• [Challenge]:
Write each line out again exactly as written.

* Start *

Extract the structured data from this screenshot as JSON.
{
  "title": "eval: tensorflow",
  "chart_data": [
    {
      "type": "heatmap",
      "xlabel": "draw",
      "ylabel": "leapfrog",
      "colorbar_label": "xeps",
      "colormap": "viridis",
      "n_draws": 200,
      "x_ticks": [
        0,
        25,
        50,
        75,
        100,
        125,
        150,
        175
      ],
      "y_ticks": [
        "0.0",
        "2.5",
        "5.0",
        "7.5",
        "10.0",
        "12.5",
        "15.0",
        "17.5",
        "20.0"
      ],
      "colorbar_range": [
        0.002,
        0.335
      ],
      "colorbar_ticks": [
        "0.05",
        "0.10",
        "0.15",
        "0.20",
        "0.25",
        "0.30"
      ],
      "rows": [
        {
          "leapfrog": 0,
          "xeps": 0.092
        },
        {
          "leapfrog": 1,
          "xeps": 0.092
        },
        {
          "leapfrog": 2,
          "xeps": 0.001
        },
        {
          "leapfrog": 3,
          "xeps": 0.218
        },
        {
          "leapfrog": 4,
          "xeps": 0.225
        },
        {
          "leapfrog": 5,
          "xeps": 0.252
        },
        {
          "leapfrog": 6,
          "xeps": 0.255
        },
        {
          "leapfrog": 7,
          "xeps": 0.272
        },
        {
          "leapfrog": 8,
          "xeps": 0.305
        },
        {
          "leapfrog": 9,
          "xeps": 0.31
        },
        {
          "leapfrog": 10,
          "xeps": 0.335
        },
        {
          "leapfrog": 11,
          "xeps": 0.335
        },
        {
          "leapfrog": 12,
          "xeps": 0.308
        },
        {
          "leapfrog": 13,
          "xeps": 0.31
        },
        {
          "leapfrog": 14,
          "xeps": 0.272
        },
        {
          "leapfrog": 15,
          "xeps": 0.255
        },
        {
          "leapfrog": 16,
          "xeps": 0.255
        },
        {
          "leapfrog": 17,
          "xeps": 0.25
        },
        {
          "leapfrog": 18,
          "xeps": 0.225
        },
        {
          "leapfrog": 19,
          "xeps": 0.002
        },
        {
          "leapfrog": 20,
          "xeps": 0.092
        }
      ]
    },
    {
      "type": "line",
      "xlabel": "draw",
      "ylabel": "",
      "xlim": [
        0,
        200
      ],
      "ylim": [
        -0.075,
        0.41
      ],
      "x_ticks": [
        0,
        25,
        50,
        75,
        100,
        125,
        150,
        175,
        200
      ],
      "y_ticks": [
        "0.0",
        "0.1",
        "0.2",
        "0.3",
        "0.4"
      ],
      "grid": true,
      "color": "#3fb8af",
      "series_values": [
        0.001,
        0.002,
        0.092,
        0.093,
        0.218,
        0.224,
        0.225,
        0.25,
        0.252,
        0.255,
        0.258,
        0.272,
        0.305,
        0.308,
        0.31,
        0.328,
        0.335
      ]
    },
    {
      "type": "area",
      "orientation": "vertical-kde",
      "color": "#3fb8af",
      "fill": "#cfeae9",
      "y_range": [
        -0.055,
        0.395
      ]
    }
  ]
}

* End *

• [Correct output]:
Extract the structured data from this screenshot as JSON.
{
  "title": "eval: tensorflow",
  "chart_data": [
    {
      "type": "heatmap",
      "xlabel": "draw",
      "ylabel": "leapfrog",
      "colorbar_label": "xeps",
      "colormap": "viridis",
      "n_draws": 200,
      "x_ticks": [
        0,
        25,
        50,
        75,
        100,
        125,
        150,
        175
      ],
      "y_ticks": [
        "0.0",
        "2.5",
        "5.0",
        "7.5",
        "10.0",
        "12.5",
        "15.0",
        "17.5",
        "20.0"
      ],
      "colorbar_range": [
        0.002,
        0.335
      ],
      "colorbar_ticks": [
        "0.05",
        "0.10",
        "0.15",
        "0.20",
        "0.25",
        "0.30"
      ],
      "rows": [
        {
          "leapfrog": 0,
          "xeps": 0.092
        },
        {
          "leapfrog": 1,
          "xeps": 0.092
        },
        {
          "leapfrog": 2,
          "xeps": 0.001
        },
        {
          "leapfrog": 3,
          "xeps": 0.218
        },
        {
          "leapfrog": 4,
          "xeps": 0.225
        },
        {
          "leapfrog": 5,
          "xeps": 0.252
        },
        {
          "leapfrog": 6,
          "xeps": 0.255
        },
        {
          "leapfrog": 7,
          "xeps": 0.272
        },
        {
          "leapfrog": 8,
          "xeps": 0.305
        },
        {
          "leapfrog": 9,
          "xeps": 0.31
        },
        {
          "leapfrog": 10,
          "xeps": 0.335
        },
        {
          "leapfrog": 11,
          "xeps": 0.335
        },
        {
          "leapfrog": 12,
          "xeps": 0.308
        },
        {
          "leapfrog": 13,
          "xeps": 0.31
        },
        {
          "leapfrog": 14,
          "xeps": 0.272
        },
        {
          "leapfrog": 15,
          "xeps": 0.255
        },
        {
          "leapfrog": 16,
          "xeps": 0.255
        },
        {
          "leapfrog": 17,
          "xeps": 0.25
        },
        {
          "leapfrog": 18,
          "xeps": 0.225
        },
        {
          "leapfrog": 19,
          "xeps": 0.002
        },
        {
          "leapfrog": 20,
          "xeps": 0.092
        }
      ]
    },
    {
      "type": "line",
      "xlabel": "draw",
      "ylabel": "",
      "xlim": [
        0,
        200
      ],
      "ylim": [
        -0.075,
        0.41
      ],
      "x_ticks": [
        0,
        25,
        50,
        75,
        100,
        125,
        150,
        175,
        200
      ],
      "y_ticks": [
        "0.0",
        "0.1",
        "0.2",
        "0.3",
        "0.4"
      ],
      "grid": true,
      "color": "#3fb8af",
      "series_values": [
        0.001,
        0.002,
        0.092,
        0.093,
        0.218,
        0.224,
        0.225,
        0.25,
        0.252,
        0.255,
        0.258,
        0.272,
        0.305,
        0.308,
        0.31,
        0.328,
        0.335
      ]
    },
    {
      "type": "area",
      "orientation": "vertical-kde",
      "color": "#3fb8af",
      "fill": "#cfeae9",
      "y_range": [
        -0.055,
        0.395
      ]
    }
  ]
}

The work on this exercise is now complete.